BEGIN INFORMATION GIVEN
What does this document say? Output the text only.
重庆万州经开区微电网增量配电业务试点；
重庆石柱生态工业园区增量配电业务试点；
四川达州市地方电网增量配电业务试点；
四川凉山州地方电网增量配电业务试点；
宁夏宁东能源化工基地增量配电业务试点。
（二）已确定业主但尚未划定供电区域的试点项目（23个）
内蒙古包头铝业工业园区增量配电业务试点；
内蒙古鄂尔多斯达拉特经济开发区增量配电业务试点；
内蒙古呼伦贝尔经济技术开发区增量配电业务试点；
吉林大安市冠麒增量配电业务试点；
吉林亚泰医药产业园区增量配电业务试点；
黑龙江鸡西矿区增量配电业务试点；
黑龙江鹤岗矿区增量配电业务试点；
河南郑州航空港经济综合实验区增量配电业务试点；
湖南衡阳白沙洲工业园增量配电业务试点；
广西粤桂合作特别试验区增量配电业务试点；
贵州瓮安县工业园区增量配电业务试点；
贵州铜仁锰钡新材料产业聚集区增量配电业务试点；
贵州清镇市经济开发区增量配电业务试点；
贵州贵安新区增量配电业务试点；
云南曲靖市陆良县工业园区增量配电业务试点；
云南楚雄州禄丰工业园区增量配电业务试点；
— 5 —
END INFORMATION GIVEN
Return the whole listing exactly.

• [SOLUTION FOR THIS TASK]
What does this document say? Output the text only.
重庆万州经开区微电网增量配电业务试点；
重庆石柱生态工业园区增量配电业务试点；
四川达州市地方电网增量配电业务试点；
四川凉山州地方电网增量配电业务试点；
宁夏宁东能源化工基地增量配电业务试点。
（二）已确定业主但尚未划定供电区域的试点项目（23个）
内蒙古包头铝业工业园区增量配电业务试点；
内蒙古鄂尔多斯达拉特经济开发区增量配电业务试点；
内蒙古呼伦贝尔经济技术开发区增量配电业务试点；
吉林大安市冠麒增量配电业务试点；
吉林亚泰医药产业园区增量配电业务试点；
黑龙江鸡西矿区增量配电业务试点；
黑龙江鹤岗矿区增量配电业务试点；
河南郑州航空港经济综合实验区增量配电业务试点；
湖南衡阳白沙洲工业园增量配电业务试点；
广西粤桂合作特别试验区增量配电业务试点；
贵州瓮安县工业园区增量配电业务试点；
贵州铜仁锰钡新材料产业聚集区增量配电业务试点；
贵州清镇市经济开发区增量配电业务试点；
贵州贵安新区增量配电业务试点；
云南曲靖市陆良县工业园区增量配电业务试点；
云南楚雄州禄丰工业园区增量配电业务试点；
— 5 —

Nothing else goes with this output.